Repeat every entry word for word, but leave the images out of your copy.

___ TASK MATERIAL ___

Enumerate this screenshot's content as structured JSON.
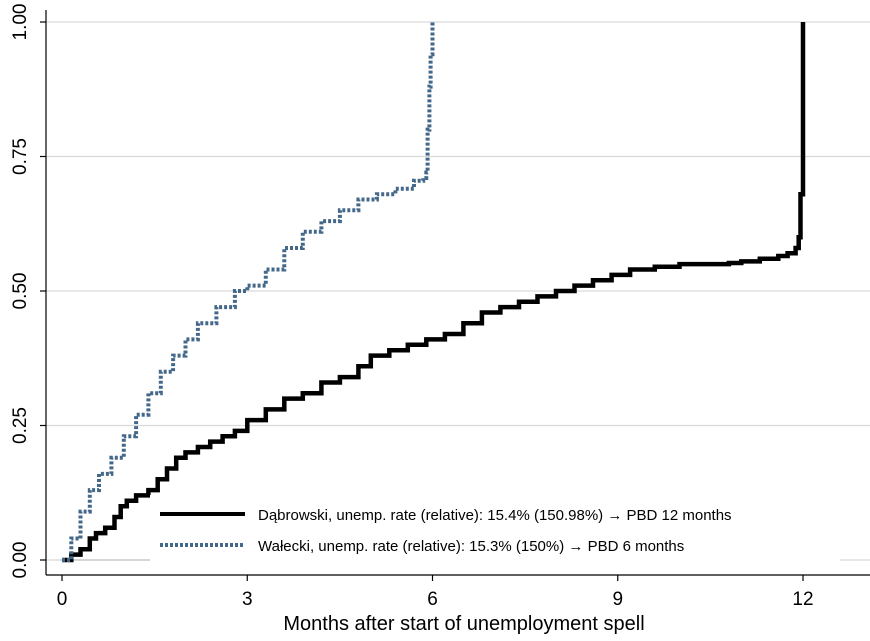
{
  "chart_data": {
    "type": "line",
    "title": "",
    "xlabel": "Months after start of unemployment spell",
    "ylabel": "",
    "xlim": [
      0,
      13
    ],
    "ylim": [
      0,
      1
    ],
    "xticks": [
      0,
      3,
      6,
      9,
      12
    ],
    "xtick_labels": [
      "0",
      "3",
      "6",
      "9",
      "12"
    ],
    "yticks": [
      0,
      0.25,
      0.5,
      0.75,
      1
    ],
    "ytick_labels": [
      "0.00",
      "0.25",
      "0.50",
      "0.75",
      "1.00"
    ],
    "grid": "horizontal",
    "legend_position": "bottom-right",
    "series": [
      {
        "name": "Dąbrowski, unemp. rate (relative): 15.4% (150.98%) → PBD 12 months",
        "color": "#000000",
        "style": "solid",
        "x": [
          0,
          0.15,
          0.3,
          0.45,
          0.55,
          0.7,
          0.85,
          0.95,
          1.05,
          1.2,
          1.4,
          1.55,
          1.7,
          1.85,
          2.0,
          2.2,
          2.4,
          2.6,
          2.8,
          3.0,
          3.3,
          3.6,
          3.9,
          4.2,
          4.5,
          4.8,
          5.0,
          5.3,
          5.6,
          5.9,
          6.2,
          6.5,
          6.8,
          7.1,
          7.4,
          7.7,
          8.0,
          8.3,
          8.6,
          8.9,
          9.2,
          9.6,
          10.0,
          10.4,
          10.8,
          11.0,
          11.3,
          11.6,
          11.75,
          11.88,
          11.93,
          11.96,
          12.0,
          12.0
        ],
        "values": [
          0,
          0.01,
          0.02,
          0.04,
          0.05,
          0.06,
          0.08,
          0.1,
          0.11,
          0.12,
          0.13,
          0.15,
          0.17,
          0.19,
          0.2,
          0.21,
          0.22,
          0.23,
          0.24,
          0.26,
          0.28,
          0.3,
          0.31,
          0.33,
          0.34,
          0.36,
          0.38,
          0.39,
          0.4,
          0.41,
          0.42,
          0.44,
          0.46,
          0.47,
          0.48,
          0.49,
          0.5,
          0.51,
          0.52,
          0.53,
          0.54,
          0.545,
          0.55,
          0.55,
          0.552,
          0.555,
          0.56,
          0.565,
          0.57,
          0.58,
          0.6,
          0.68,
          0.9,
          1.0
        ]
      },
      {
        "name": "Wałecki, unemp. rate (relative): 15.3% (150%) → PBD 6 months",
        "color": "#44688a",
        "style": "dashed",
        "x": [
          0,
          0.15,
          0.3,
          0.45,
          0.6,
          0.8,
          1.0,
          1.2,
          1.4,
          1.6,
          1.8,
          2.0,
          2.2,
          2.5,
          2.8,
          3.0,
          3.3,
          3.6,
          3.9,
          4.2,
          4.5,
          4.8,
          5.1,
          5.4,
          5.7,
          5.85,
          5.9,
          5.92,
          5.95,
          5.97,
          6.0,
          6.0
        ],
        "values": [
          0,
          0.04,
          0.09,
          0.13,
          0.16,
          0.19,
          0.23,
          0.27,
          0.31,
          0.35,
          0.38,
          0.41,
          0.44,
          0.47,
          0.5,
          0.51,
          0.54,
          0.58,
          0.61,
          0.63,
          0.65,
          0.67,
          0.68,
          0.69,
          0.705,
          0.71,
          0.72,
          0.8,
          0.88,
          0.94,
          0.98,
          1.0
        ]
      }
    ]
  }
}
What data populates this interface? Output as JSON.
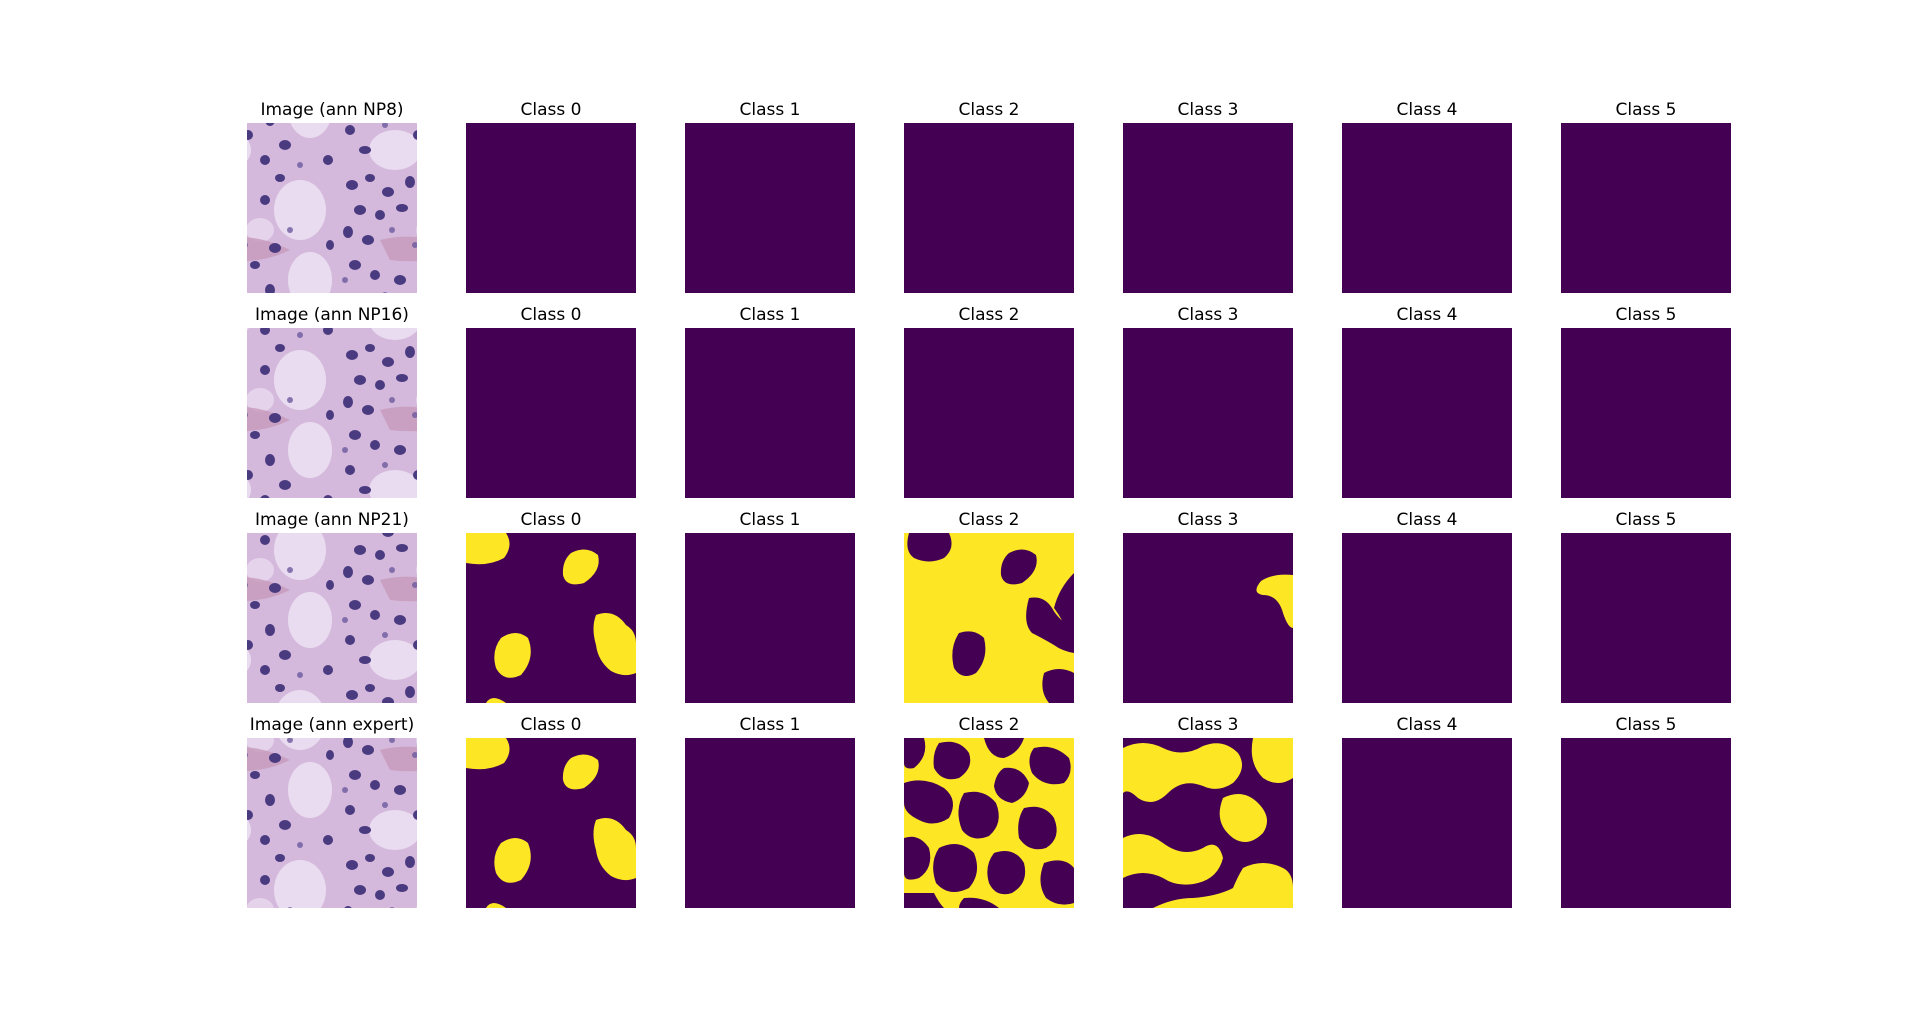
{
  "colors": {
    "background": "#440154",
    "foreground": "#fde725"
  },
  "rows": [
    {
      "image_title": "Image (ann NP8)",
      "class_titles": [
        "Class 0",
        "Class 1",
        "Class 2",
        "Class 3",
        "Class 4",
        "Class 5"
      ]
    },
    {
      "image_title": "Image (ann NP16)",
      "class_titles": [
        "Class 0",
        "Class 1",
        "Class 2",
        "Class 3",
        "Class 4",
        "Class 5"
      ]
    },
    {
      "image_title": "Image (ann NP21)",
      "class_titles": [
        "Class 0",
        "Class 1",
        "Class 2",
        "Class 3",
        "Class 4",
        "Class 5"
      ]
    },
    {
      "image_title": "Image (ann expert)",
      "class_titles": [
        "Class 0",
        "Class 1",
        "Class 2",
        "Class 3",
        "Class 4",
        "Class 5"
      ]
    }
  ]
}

___

- **FULL OUTPUT**
Enumerate this screenshot's content as structured JSON.
{
  "chart_data": {
    "type": "line",
    "title": "",
    "xlabel": "Months after start of unemployment spell",
    "ylabel": "",
    "xlim": [
      0,
      13
    ],
    "ylim": [
      0,
      1
    ],
    "xticks": [
      0,
      3,
      6,
      9,
      12
    ],
    "xtick_labels": [
      "0",
      "3",
      "6",
      "9",
      "12"
    ],
    "yticks": [
      0,
      0.25,
      0.5,
      0.75,
      1
    ],
    "ytick_labels": [
      "0.00",
      "0.25",
      "0.50",
      "0.75",
      "1.00"
    ],
    "grid": "horizontal",
    "legend_position": "bottom-right",
    "series": [
      {
        "name": "Dąbrowski, unemp. rate (relative): 15.4% (150.98%) → PBD 12 months",
        "color": "#000000",
        "style": "solid",
        "x": [
          0,
          0.15,
          0.3,
          0.45,
          0.55,
          0.7,
          0.85,
          0.95,
          1.05,
          1.2,
          1.4,
          1.55,
          1.7,
          1.85,
          2.0,
          2.2,
          2.4,
          2.6,
          2.8,
          3.0,
          3.3,
          3.6,
          3.9,
          4.2,
          4.5,
          4.8,
          5.0,
          5.3,
          5.6,
          5.9,
          6.2,
          6.5,
          6.8,
          7.1,
          7.4,
          7.7,
          8.0,
          8.3,
          8.6,
          8.9,
          9.2,
          9.6,
          10.0,
          10.4,
          10.8,
          11.0,
          11.3,
          11.6,
          11.75,
          11.88,
          11.93,
          11.96,
          12.0,
          12.0
        ],
        "values": [
          0,
          0.01,
          0.02,
          0.04,
          0.05,
          0.06,
          0.08,
          0.1,
          0.11,
          0.12,
          0.13,
          0.15,
          0.17,
          0.19,
          0.2,
          0.21,
          0.22,
          0.23,
          0.24,
          0.26,
          0.28,
          0.3,
          0.31,
          0.33,
          0.34,
          0.36,
          0.38,
          0.39,
          0.4,
          0.41,
          0.42,
          0.44,
          0.46,
          0.47,
          0.48,
          0.49,
          0.5,
          0.51,
          0.52,
          0.53,
          0.54,
          0.545,
          0.55,
          0.55,
          0.552,
          0.555,
          0.56,
          0.565,
          0.57,
          0.58,
          0.6,
          0.68,
          0.9,
          1.0
        ]
      },
      {
        "name": "Wałecki, unemp. rate (relative): 15.3% (150%) → PBD 6 months",
        "color": "#44688a",
        "style": "dashed",
        "x": [
          0,
          0.15,
          0.3,
          0.45,
          0.6,
          0.8,
          1.0,
          1.2,
          1.4,
          1.6,
          1.8,
          2.0,
          2.2,
          2.5,
          2.8,
          3.0,
          3.3,
          3.6,
          3.9,
          4.2,
          4.5,
          4.8,
          5.1,
          5.4,
          5.7,
          5.85,
          5.9,
          5.92,
          5.95,
          5.97,
          6.0,
          6.0
        ],
        "values": [
          0,
          0.04,
          0.09,
          0.13,
          0.16,
          0.19,
          0.23,
          0.27,
          0.31,
          0.35,
          0.38,
          0.41,
          0.44,
          0.47,
          0.5,
          0.51,
          0.54,
          0.58,
          0.61,
          0.63,
          0.65,
          0.67,
          0.68,
          0.69,
          0.705,
          0.71,
          0.72,
          0.8,
          0.88,
          0.94,
          0.98,
          1.0
        ]
      }
    ]
  }
}
What data populates this interface? Output as JSON.
{
  "colors": {
    "background": "#440154",
    "foreground": "#fde725"
  },
  "rows": [
    {
      "image_title": "Image (ann NP8)",
      "class_titles": [
        "Class 0",
        "Class 1",
        "Class 2",
        "Class 3",
        "Class 4",
        "Class 5"
      ]
    },
    {
      "image_title": "Image (ann NP16)",
      "class_titles": [
        "Class 0",
        "Class 1",
        "Class 2",
        "Class 3",
        "Class 4",
        "Class 5"
      ]
    },
    {
      "image_title": "Image (ann NP21)",
      "class_titles": [
        "Class 0",
        "Class 1",
        "Class 2",
        "Class 3",
        "Class 4",
        "Class 5"
      ]
    },
    {
      "image_title": "Image (ann expert)",
      "class_titles": [
        "Class 0",
        "Class 1",
        "Class 2",
        "Class 3",
        "Class 4",
        "Class 5"
      ]
    }
  ]
}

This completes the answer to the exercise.